- Saved entries -
- - - - - - -

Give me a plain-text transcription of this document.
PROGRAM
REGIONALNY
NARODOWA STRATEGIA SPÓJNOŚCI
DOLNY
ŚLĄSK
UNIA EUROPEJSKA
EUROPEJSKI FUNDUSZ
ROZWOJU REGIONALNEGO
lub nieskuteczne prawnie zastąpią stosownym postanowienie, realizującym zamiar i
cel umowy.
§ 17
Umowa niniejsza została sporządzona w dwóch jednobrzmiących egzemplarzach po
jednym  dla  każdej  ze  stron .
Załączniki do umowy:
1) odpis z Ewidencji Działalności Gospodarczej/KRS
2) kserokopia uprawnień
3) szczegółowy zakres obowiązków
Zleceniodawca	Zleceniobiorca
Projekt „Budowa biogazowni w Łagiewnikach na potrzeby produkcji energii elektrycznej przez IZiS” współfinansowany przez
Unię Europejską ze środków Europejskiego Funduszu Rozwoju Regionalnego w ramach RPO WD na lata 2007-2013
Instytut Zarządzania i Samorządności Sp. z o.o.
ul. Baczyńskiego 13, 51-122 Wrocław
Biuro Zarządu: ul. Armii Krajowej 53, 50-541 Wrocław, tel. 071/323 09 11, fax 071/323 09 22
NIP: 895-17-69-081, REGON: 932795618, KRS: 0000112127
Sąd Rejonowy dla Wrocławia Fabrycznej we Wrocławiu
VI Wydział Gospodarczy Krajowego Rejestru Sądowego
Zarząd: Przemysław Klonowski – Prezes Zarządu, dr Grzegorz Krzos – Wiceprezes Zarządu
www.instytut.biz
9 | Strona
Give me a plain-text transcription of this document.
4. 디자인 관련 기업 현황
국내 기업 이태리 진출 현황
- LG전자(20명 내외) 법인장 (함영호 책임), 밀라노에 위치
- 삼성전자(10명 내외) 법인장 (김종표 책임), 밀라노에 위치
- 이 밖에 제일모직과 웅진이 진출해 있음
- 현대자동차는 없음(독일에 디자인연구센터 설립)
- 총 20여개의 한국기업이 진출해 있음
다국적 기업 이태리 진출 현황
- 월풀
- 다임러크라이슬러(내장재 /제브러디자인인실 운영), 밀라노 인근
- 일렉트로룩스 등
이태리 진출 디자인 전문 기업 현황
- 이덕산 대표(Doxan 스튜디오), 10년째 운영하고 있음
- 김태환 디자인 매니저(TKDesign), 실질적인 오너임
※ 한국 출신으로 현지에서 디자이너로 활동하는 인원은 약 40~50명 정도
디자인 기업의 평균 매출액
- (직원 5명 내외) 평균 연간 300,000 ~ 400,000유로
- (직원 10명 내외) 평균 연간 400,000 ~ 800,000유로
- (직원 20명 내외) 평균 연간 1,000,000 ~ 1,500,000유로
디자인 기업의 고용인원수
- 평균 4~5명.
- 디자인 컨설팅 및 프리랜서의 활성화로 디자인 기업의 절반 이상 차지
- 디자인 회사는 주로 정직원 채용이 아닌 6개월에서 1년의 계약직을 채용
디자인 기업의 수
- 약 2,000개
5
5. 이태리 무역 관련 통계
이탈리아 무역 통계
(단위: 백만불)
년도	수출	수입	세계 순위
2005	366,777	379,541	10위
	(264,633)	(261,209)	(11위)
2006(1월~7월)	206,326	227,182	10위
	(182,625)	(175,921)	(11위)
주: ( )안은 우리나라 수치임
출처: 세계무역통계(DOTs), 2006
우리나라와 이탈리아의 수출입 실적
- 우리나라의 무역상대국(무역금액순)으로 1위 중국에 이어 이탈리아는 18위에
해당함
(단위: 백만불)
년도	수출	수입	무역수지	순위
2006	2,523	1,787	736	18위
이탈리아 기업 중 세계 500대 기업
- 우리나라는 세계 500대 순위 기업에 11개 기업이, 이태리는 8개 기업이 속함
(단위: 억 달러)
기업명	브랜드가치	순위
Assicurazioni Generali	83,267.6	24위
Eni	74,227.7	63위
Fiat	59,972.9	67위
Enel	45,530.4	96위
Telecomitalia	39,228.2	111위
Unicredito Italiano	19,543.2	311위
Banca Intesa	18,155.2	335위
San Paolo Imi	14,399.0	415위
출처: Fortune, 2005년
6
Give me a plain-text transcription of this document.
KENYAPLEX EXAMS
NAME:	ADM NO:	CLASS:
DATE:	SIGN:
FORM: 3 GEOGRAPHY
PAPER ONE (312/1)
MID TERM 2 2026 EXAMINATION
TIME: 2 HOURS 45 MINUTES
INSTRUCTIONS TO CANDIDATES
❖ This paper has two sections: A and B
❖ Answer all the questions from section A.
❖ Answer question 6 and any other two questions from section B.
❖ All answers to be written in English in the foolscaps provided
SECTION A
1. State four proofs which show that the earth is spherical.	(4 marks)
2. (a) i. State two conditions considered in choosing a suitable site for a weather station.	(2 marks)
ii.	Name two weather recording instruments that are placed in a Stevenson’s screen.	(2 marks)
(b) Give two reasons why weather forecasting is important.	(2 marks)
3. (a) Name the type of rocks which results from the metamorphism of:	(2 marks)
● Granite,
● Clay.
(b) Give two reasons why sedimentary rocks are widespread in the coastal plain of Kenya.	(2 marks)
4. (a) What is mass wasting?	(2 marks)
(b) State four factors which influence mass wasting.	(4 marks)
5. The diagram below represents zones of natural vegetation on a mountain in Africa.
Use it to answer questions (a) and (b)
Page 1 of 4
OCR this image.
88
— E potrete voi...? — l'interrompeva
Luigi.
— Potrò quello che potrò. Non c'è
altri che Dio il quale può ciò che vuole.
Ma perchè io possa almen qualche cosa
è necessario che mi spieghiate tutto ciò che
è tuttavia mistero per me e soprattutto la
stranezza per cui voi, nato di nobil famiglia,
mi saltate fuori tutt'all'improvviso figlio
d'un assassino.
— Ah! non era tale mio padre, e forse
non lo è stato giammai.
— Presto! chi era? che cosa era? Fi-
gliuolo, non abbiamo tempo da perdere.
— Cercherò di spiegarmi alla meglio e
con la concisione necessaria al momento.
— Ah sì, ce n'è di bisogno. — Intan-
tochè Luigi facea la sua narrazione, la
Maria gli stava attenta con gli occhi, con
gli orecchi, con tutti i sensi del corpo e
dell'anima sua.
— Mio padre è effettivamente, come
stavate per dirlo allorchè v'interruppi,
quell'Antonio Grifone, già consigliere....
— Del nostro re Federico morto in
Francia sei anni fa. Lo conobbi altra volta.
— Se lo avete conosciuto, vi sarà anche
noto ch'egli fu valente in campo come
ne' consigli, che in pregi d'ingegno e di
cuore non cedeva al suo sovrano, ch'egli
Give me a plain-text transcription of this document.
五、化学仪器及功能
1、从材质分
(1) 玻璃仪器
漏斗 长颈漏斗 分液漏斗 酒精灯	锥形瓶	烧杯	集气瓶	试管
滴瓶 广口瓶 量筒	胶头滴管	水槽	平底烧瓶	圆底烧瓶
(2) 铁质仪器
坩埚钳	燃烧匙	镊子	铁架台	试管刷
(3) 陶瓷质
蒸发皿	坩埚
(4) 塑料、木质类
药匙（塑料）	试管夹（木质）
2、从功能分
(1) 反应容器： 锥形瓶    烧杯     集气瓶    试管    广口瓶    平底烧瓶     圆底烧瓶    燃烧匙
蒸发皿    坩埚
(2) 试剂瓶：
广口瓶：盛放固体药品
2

- - - - - - -

- WRITTEN PROBLEM -
Write down all the entries again without a single difference.

- ANSWER FOR THIS EXERCISE -
Give me a plain-text transcription of this document.
PROGRAM
REGIONALNY
NARODOWA STRATEGIA SPÓJNOŚCI
DOLNY
ŚLĄSK
UNIA EUROPEJSKA
EUROPEJSKI FUNDUSZ
ROZWOJU REGIONALNEGO
lub nieskuteczne prawnie zastąpią stosownym postanowienie, realizującym zamiar i
cel umowy.
§ 17
Umowa niniejsza została sporządzona w dwóch jednobrzmiących egzemplarzach po
jednym  dla  każdej  ze  stron .
Załączniki do umowy:
1) odpis z Ewidencji Działalności Gospodarczej/KRS
2) kserokopia uprawnień
3) szczegółowy zakres obowiązków
Zleceniodawca	Zleceniobiorca
Projekt „Budowa biogazowni w Łagiewnikach na potrzeby produkcji energii elektrycznej przez IZiS” współfinansowany przez
Unię Europejską ze środków Europejskiego Funduszu Rozwoju Regionalnego w ramach RPO WD na lata 2007-2013
Instytut Zarządzania i Samorządności Sp. z o.o.
ul. Baczyńskiego 13, 51-122 Wrocław
Biuro Zarządu: ul. Armii Krajowej 53, 50-541 Wrocław, tel. 071/323 09 11, fax 071/323 09 22
NIP: 895-17-69-081, REGON: 932795618, KRS: 0000112127
Sąd Rejonowy dla Wrocławia Fabrycznej we Wrocławiu
VI Wydział Gospodarczy Krajowego Rejestru Sądowego
Zarząd: Przemysław Klonowski – Prezes Zarządu, dr Grzegorz Krzos – Wiceprezes Zarządu
www.instytut.biz
9 | Strona
Give me a plain-text transcription of this document.
4. 디자인 관련 기업 현황
국내 기업 이태리 진출 현황
- LG전자(20명 내외) 법인장 (함영호 책임), 밀라노에 위치
- 삼성전자(10명 내외) 법인장 (김종표 책임), 밀라노에 위치
- 이 밖에 제일모직과 웅진이 진출해 있음
- 현대자동차는 없음(독일에 디자인연구센터 설립)
- 총 20여개의 한국기업이 진출해 있음
다국적 기업 이태리 진출 현황
- 월풀
- 다임러크라이슬러(내장재 /제브러디자인인실 운영), 밀라노 인근
- 일렉트로룩스 등
이태리 진출 디자인 전문 기업 현황
- 이덕산 대표(Doxan 스튜디오), 10년째 운영하고 있음
- 김태환 디자인 매니저(TKDesign), 실질적인 오너임
※ 한국 출신으로 현지에서 디자이너로 활동하는 인원은 약 40~50명 정도
디자인 기업의 평균 매출액
- (직원 5명 내외) 평균 연간 300,000 ~ 400,000유로
- (직원 10명 내외) 평균 연간 400,000 ~ 800,000유로
- (직원 20명 내외) 평균 연간 1,000,000 ~ 1,500,000유로
디자인 기업의 고용인원수
- 평균 4~5명.
- 디자인 컨설팅 및 프리랜서의 활성화로 디자인 기업의 절반 이상 차지
- 디자인 회사는 주로 정직원 채용이 아닌 6개월에서 1년의 계약직을 채용
디자인 기업의 수
- 약 2,000개
5
5. 이태리 무역 관련 통계
이탈리아 무역 통계
(단위: 백만불)
년도	수출	수입	세계 순위
2005	366,777	379,541	10위
	(264,633)	(261,209)	(11위)
2006(1월~7월)	206,326	227,182	10위
	(182,625)	(175,921)	(11위)
주: ( )안은 우리나라 수치임
출처: 세계무역통계(DOTs), 2006
우리나라와 이탈리아의 수출입 실적
- 우리나라의 무역상대국(무역금액순)으로 1위 중국에 이어 이탈리아는 18위에
해당함
(단위: 백만불)
년도	수출	수입	무역수지	순위
2006	2,523	1,787	736	18위
이탈리아 기업 중 세계 500대 기업
- 우리나라는 세계 500대 순위 기업에 11개 기업이, 이태리는 8개 기업이 속함
(단위: 억 달러)
기업명	브랜드가치	순위
Assicurazioni Generali	83,267.6	24위
Eni	74,227.7	63위
Fiat	59,972.9	67위
Enel	45,530.4	96위
Telecomitalia	39,228.2	111위
Unicredito Italiano	19,543.2	311위
Banca Intesa	18,155.2	335위
San Paolo Imi	14,399.0	415위
출처: Fortune, 2005년
6
Give me a plain-text transcription of this document.
KENYAPLEX EXAMS
NAME:	ADM NO:	CLASS:
DATE:	SIGN:
FORM: 3 GEOGRAPHY
PAPER ONE (312/1)
MID TERM 2 2026 EXAMINATION
TIME: 2 HOURS 45 MINUTES
INSTRUCTIONS TO CANDIDATES
❖ This paper has two sections: A and B
❖ Answer all the questions from section A.
❖ Answer question 6 and any other two questions from section B.
❖ All answers to be written in English in the foolscaps provided
SECTION A
1. State four proofs which show that the earth is spherical.	(4 marks)
2. (a) i. State two conditions considered in choosing a suitable site for a weather station.	(2 marks)
ii.	Name two weather recording instruments that are placed in a Stevenson’s screen.	(2 marks)
(b) Give two reasons why weather forecasting is important.	(2 marks)
3. (a) Name the type of rocks which results from the metamorphism of:	(2 marks)
● Granite,
● Clay.
(b) Give two reasons why sedimentary rocks are widespread in the coastal plain of Kenya.	(2 marks)
4. (a) What is mass wasting?	(2 marks)
(b) State four factors which influence mass wasting.	(4 marks)
5. The diagram below represents zones of natural vegetation on a mountain in Africa.
Use it to answer questions (a) and (b)
Page 1 of 4
OCR this image.
88
— E potrete voi...? — l'interrompeva
Luigi.
— Potrò quello che potrò. Non c'è
altri che Dio il quale può ciò che vuole.
Ma perchè io possa almen qualche cosa
è necessario che mi spieghiate tutto ciò che
è tuttavia mistero per me e soprattutto la
stranezza per cui voi, nato di nobil famiglia,
mi saltate fuori tutt'all'improvviso figlio
d'un assassino.
— Ah! non era tale mio padre, e forse
non lo è stato giammai.
— Presto! chi era? che cosa era? Fi-
gliuolo, non abbiamo tempo da perdere.
— Cercherò di spiegarmi alla meglio e
con la concisione necessaria al momento.
— Ah sì, ce n'è di bisogno. — Intan-
tochè Luigi facea la sua narrazione, la
Maria gli stava attenta con gli occhi, con
gli orecchi, con tutti i sensi del corpo e
dell'anima sua.
— Mio padre è effettivamente, come
stavate per dirlo allorchè v'interruppi,
quell'Antonio Grifone, già consigliere....
— Del nostro re Federico morto in
Francia sei anni fa. Lo conobbi altra volta.
— Se lo avete conosciuto, vi sarà anche
noto ch'egli fu valente in campo come
ne' consigli, che in pregi d'ingegno e di
cuore non cedeva al suo sovrano, ch'egli
Give me a plain-text transcription of this document.
五、化学仪器及功能
1、从材质分
(1) 玻璃仪器
漏斗 长颈漏斗 分液漏斗 酒精灯	锥形瓶	烧杯	集气瓶	试管
滴瓶 广口瓶 量筒	胶头滴管	水槽	平底烧瓶	圆底烧瓶
(2) 铁质仪器
坩埚钳	燃烧匙	镊子	铁架台	试管刷
(3) 陶瓷质
蒸发皿	坩埚
(4) 塑料、木质类
药匙（塑料）	试管夹（木质）
2、从功能分
(1) 反应容器： 锥形瓶    烧杯     集气瓶    试管    广口瓶    平底烧瓶     圆底烧瓶    燃烧匙
蒸发皿    坩埚
(2) 试剂瓶：
广口瓶：盛放固体药品
2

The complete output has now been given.